__Texto__:
4.1.29.b) – Cada cisterna propriedade da Linde e que está à guarda da Ré, aos dias de hoje e já equipada, custa cerca de 300 mil euros
4.1.29.c) – Contratualmente, a Linde obriga a Ré a ter câmaras de videovigilância no parque do Carregado onde guarda as cisternas.
4.1.29.d) – Contratualmente, a Ré está obrigada a comunicar à Linde qualquer incidente ou evento fora do normal.
4.1.29.e) – A Ré comunicou à Linde, na pessoa do Eng.º CC, que o A. e seu motorista AA, tinha desligado as câmaras de segurança e vigilância no parque do Carregado onde estão estacionadas as suas cisternas.
4.1.29.f) – Por isso, à Linde suscitam-lhe dúvidas sobre a capacidade da R. em conseguir garantir a segurança do património que lhe está entregue e que lhe foi confiado.
4.1.29.g) – Em termos contratuais se acontecesse alguma coisa e se se chegasse à conclusão de que a Ré não tem capacidade para garantir a segurança dos bens que lhe foram confiados, poderia haver direto a terminar o contrato que existe.
4.1.29.h) – Daqui a três anos é lançado pela Linde um novo concurso para renovação deste contrato e, todos estes incidentes vão pesar na tomada de decisão para a renovação, ou não, do contrato.
4.1.29.i) – Neste concurso o preço é obviamente importante, mas a componente de segurança tem um peso muito importante.
4.1.29.j) - Devido ao desligamento das câmaras, se se chegar à conclusão de que a Ré não tem capacidade para garantir os ativos da Linde que lhe estão confiados, isso vai, obrigatoriamente, pesar na tomada de decisão quando for a concurso para a renovação do contrato.
l) - Por outro lado, e como já se tem escrito em obras conceituadas e na dominante jurisprudência, com sublinhado nosso:
“O dever de lealdade inclui um dever de honestidade, que implica uma obrigação de abstenção por parte do trabalhador de qualquer comportamento susceptível de colocar em crise a relação de confiança que deve pautar as suas relações com o empregador, enquanto corolário da boa-fé contratual;”

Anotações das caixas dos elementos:

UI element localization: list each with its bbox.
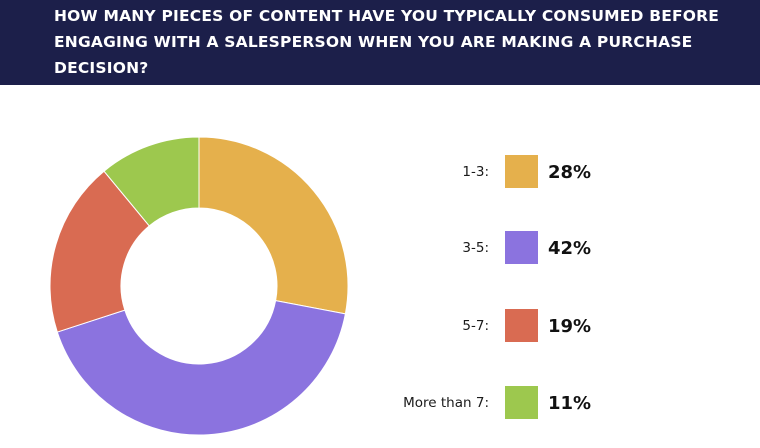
legend-swatch-1 — [505, 155, 538, 188]
legend-value-1: 28% — [548, 162, 591, 183]
legend-swatch-2 — [505, 231, 538, 264]
legend-swatch-4 — [505, 386, 538, 419]
donut-slice-2 — [56, 300, 346, 436]
header-banner: HOW MANY PIECES OF CONTENT HAVE YOU TYPI… — [0, 0, 760, 85]
legend-label-4: More than 7: — [403, 395, 489, 411]
donut-slice-3 — [49, 170, 150, 333]
legend-label-2: 3-5: — [462, 240, 489, 256]
donut-chart: 1-3: 28% 3-5: 42% 5-7: 19% More than 7: 11% — [49, 136, 591, 436]
chart-title: HOW MANY PIECES OF CONTENT HAVE YOU TYPI… — [54, 7, 720, 77]
legend-label-1: 1-3: — [462, 164, 489, 180]
legend-value-2: 42% — [548, 238, 591, 259]
legend-value-4: 11% — [548, 393, 591, 414]
legend-swatch-3 — [505, 309, 538, 342]
donut-slice-4 — [103, 136, 200, 227]
legend-value-3: 19% — [548, 316, 591, 337]
donut-slices — [49, 136, 349, 436]
chart-legend: 1-3: 28% 3-5: 42% 5-7: 19% More than 7: 11% — [403, 155, 591, 419]
donut-slice-1 — [198, 136, 349, 315]
legend-label-3: 5-7: — [462, 318, 489, 334]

__O que fazer__:
1: Formata como lista numerada as linhas dos dados fornecidos, desde a linha com "legend-swatch-1 — [505, 155, 538, 188]" até à linha com "donut-slices — [49, 136, 349, 436]", ambas incluídas, e omite as linhas em branco.
2: Retoma o texto jurídico sobre a Ré e a Linde, continuando-o a partir do ponto onde termina.
O texto e os dados não têm qualquer relação entre si.

__Respostas do exercício__:
1:
1. legend-swatch-1 — [505, 155, 538, 188]
2. legend-value-1: 28% — [548, 162, 591, 183]
3. legend-swatch-2 — [505, 231, 538, 264]
4. legend-swatch-4 — [505, 386, 538, 419]
5. donut-slice-2 — [56, 300, 346, 436]
6. header-banner: HOW MANY PIECES OF CONTENT HAVE YOU TYPI… — [0, 0, 760, 85]
7. legend-label-4: More than 7: — [403, 395, 489, 411]
8. donut-slice-3 — [49, 170, 150, 333]
9. legend-label-2: 3-5: — [462, 240, 489, 256]
10. donut-chart: 1-3: 28% 3-5: 42% 5-7: 19% More than 7: 11% — [49, 136, 591, 436]
11. chart-title: HOW MANY PIECES OF CONTENT HAVE YOU TYPI… — [54, 7, 720, 77]
12. legend-label-1: 1-3: — [462, 164, 489, 180]
13. legend-value-2: 42% — [548, 238, 591, 259]
14. legend-value-4: 11% — [548, 393, 591, 414]
15. legend-swatch-3 — [505, 309, 538, 342]
16. donut-slice-4 — [103, 136, 200, 227]
17. legend-value-3: 19% — [548, 316, 591, 337]
18. donut-slices — [49, 136, 349, 436]

2:
m) - Ora, na verdade o A., conscientemente, esforçou-se, e conseguiu, provocar e criar e provocar a ameaça constante do contrato entre a sua Entidade Patronal e a Linde, poder vir a não ser renovado, ou, em eventual concurso a Valtrans, Lda. partir em situação de desvantagem, pois que, como afirmou o representante da Linde, que com a Valtrans mantém um contrato para transporte dos gases que produz, Eng.º. CC:
n) - A imagem comercial e contratual da R., assim como o seu bom nome, já estão irremediavelmente prejudicados, havendo, isso sim, e ao contrário do que se afirma na Sentença, um relevante e sério prejuízo para a Valtrans, Lda.
o) Ora, é a própria concessionária Linde que diz ( através do seu Trabalhador e aqui Testemunha, Eng.º CC), suscitarem-lhe dúvidas sobre a capacidade da Valtrans em manter a segurança dos seus bens e que tal evento foi comunicado e registado, e, tudo isto, criado pelo culposos e consciente comportamento do A., agravado por um outro comportamento que, três dias antes, já tinha sido pelo mesmo Trabalhador, aqui Autor, perpetrado.
p) Pondo assim o A. em causa a imagem e a idoneidade da sua Entidade Patronal, para a manutenção, renovação ou condições de apresentação a um novo concurso (conforme a Linde explicou neste autos), num negócio que representa 80% da atividade da Ré, movimente 4,5 milhões de euros por ano e emprega, só em motoristas colegas do A., cerca de 44 pessoas.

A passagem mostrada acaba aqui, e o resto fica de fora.